=== THE DATA ===
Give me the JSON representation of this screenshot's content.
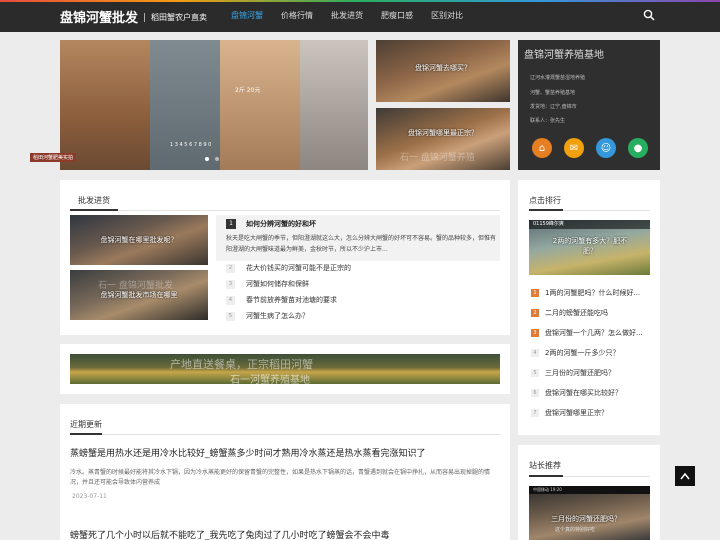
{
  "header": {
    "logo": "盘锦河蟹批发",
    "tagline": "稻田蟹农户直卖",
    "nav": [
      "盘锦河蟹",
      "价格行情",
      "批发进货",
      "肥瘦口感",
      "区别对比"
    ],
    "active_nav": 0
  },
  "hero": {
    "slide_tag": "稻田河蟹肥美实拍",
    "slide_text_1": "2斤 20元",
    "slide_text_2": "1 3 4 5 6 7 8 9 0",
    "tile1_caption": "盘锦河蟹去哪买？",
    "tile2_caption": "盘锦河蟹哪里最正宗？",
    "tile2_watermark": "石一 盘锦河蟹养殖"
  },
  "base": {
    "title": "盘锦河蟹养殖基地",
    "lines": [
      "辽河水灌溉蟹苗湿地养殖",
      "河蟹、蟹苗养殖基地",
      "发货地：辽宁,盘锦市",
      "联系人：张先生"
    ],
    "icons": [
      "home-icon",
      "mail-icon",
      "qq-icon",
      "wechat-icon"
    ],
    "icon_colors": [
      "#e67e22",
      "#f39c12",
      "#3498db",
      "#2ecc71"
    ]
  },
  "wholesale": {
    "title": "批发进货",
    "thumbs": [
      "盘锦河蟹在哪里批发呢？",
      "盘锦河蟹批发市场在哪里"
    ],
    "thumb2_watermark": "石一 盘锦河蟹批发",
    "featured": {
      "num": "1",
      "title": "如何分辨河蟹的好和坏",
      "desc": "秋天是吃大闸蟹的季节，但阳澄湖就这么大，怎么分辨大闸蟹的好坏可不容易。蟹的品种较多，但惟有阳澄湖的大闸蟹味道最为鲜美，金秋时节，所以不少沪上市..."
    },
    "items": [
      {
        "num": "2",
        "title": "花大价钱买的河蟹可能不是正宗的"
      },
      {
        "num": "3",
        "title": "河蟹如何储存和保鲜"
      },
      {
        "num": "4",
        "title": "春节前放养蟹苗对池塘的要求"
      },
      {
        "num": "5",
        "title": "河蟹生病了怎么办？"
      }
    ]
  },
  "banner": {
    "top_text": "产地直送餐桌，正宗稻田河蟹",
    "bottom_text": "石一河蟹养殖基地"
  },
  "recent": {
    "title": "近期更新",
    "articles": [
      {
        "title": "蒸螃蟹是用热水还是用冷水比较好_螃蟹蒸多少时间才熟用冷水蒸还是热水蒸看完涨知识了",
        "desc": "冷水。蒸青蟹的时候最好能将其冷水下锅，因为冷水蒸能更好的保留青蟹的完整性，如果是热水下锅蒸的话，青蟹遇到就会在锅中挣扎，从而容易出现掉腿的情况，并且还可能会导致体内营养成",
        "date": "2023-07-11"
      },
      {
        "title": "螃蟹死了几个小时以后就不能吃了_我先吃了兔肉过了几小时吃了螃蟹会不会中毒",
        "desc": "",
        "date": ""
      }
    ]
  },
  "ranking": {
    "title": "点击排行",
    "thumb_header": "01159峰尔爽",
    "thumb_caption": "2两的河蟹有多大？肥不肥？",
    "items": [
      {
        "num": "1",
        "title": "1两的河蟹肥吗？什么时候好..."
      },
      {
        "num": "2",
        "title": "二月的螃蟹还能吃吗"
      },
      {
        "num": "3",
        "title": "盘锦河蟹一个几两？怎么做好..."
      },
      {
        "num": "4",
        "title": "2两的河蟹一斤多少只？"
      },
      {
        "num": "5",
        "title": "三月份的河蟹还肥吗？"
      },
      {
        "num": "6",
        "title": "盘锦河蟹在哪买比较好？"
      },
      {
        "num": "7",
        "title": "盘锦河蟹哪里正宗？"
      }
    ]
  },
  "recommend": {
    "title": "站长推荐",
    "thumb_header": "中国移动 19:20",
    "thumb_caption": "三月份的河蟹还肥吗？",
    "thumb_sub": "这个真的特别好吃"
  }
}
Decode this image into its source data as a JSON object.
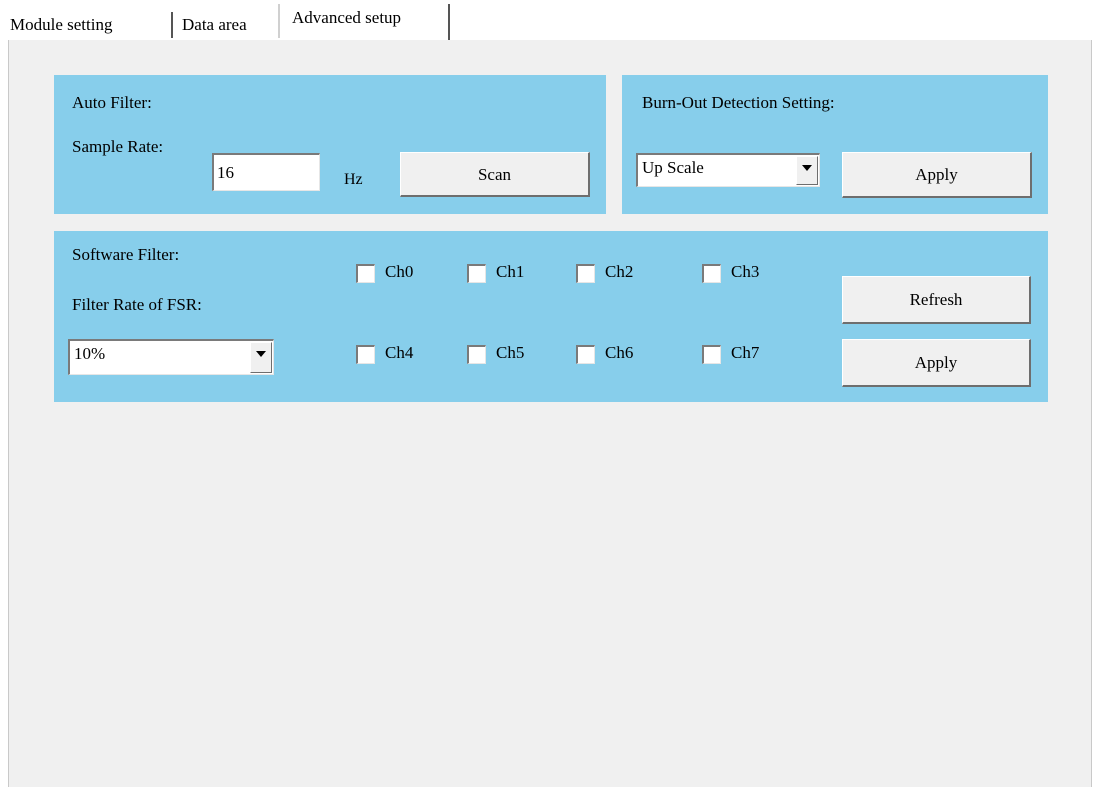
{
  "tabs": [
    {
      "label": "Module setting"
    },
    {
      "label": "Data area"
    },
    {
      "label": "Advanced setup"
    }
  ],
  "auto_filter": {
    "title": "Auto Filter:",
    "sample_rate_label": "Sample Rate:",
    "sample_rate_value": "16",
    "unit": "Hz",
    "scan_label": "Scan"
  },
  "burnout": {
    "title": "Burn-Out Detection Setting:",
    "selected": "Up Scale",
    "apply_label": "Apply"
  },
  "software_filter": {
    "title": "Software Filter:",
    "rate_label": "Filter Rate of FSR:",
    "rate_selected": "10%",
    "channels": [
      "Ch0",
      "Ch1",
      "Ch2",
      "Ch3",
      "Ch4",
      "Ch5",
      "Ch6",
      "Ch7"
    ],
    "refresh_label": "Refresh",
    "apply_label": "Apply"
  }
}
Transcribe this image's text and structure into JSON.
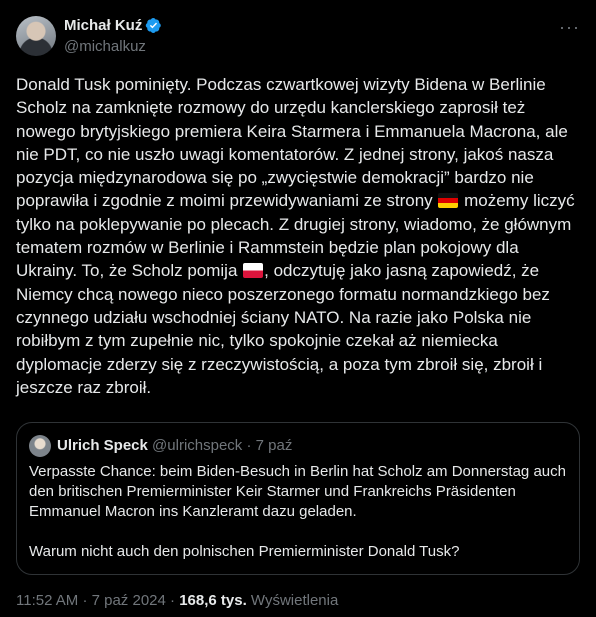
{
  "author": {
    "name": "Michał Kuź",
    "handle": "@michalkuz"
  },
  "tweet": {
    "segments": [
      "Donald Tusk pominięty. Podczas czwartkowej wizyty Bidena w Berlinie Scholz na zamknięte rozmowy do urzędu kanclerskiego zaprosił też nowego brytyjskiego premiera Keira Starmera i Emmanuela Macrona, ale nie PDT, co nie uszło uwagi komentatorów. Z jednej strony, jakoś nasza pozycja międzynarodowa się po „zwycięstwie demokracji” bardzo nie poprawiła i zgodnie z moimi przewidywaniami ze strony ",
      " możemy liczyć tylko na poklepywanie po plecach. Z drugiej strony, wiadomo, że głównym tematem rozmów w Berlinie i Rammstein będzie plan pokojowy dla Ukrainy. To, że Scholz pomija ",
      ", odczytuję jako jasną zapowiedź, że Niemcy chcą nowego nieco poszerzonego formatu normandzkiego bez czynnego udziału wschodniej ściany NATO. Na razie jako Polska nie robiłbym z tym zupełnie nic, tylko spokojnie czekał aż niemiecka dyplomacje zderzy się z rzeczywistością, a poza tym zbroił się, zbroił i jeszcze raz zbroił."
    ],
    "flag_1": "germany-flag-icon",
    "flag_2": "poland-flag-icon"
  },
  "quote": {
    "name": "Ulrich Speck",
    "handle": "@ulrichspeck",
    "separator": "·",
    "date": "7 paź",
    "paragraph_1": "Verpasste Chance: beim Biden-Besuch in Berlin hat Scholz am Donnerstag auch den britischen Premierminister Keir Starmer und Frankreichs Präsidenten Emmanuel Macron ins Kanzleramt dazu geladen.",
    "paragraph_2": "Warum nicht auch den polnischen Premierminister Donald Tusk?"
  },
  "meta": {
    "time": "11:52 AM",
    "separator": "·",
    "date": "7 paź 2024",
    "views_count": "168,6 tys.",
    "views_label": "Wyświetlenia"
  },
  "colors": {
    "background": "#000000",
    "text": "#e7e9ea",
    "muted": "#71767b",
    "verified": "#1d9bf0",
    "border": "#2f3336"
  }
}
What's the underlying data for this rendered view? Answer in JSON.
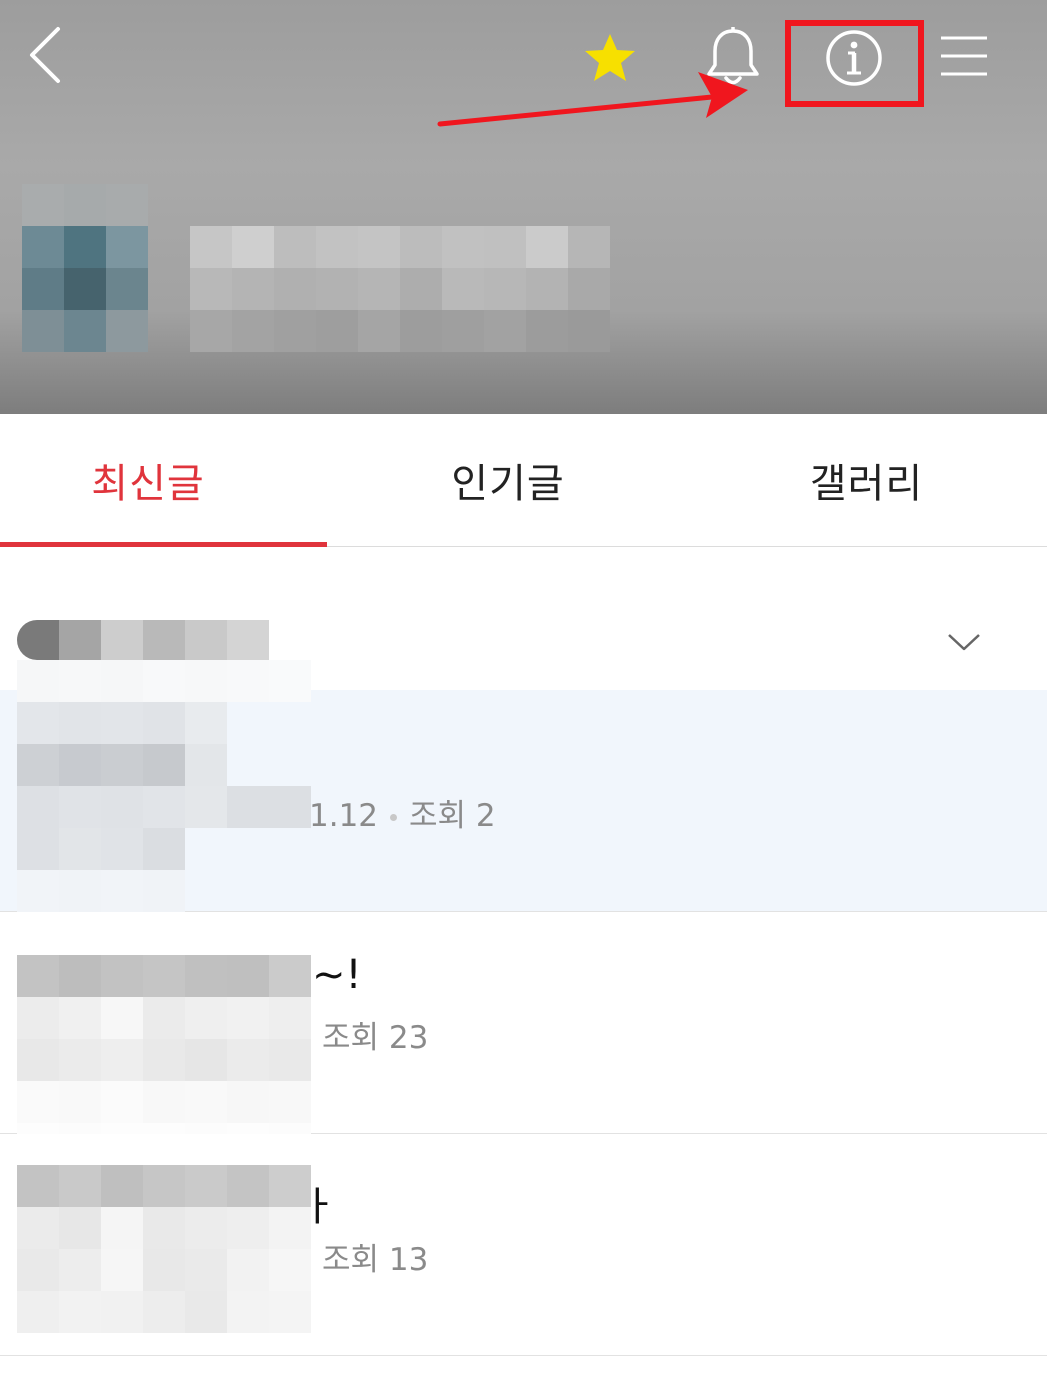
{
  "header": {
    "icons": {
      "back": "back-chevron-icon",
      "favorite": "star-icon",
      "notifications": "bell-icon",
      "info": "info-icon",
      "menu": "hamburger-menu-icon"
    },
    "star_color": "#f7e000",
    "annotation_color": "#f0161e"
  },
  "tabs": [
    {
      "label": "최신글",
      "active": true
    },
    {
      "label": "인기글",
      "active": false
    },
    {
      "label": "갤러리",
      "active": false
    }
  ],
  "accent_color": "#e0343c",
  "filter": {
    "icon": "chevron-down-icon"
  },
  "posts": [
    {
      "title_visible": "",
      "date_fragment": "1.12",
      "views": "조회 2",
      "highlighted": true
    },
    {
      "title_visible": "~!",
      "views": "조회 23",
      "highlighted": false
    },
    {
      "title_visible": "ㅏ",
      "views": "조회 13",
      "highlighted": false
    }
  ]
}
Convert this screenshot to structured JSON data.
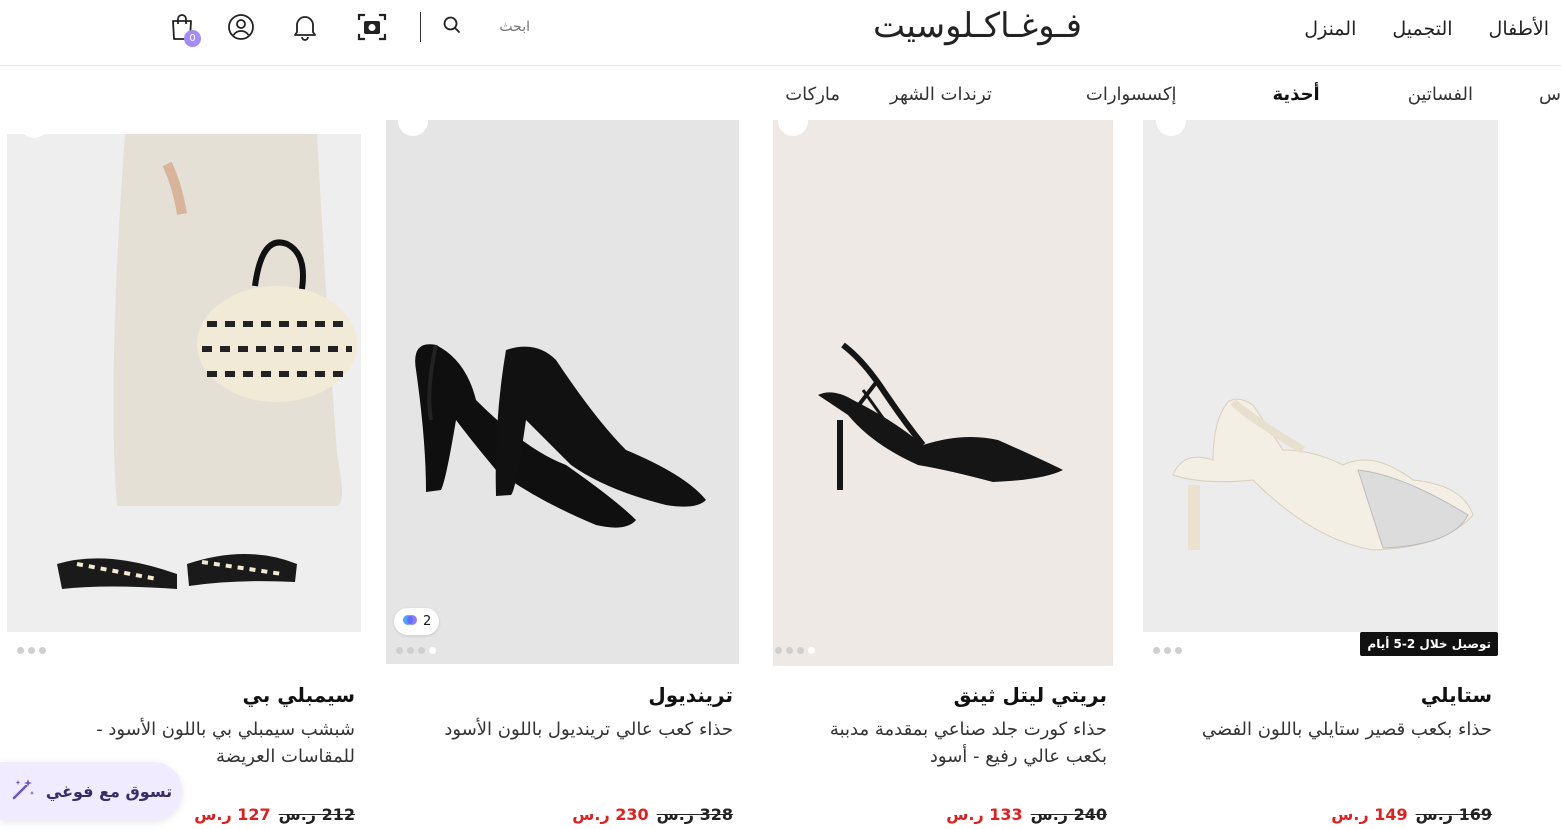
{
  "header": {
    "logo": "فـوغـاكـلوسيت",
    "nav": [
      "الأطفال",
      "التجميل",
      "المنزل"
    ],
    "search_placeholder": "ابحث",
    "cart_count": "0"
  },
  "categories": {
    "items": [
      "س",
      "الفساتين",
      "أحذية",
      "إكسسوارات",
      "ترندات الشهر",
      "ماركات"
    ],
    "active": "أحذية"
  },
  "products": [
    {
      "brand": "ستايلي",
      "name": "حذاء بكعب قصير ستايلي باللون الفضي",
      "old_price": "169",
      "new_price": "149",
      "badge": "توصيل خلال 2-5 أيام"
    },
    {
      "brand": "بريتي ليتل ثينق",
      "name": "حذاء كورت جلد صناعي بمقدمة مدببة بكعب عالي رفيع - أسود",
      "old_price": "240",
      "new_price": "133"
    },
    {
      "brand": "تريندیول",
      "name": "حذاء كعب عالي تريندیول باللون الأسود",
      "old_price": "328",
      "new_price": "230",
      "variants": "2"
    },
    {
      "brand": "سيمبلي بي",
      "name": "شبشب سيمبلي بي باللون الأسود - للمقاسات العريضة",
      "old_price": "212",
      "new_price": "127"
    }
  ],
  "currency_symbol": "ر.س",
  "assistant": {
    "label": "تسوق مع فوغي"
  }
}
===
* _GIVEN REQUEST_
Identify every line above with the string "handle" in it. Copy those lines.

* _SOLUTION TO THIS EXERCISE_
    "handle": "@michalkuz"
    "handle": "@ulrichspeck",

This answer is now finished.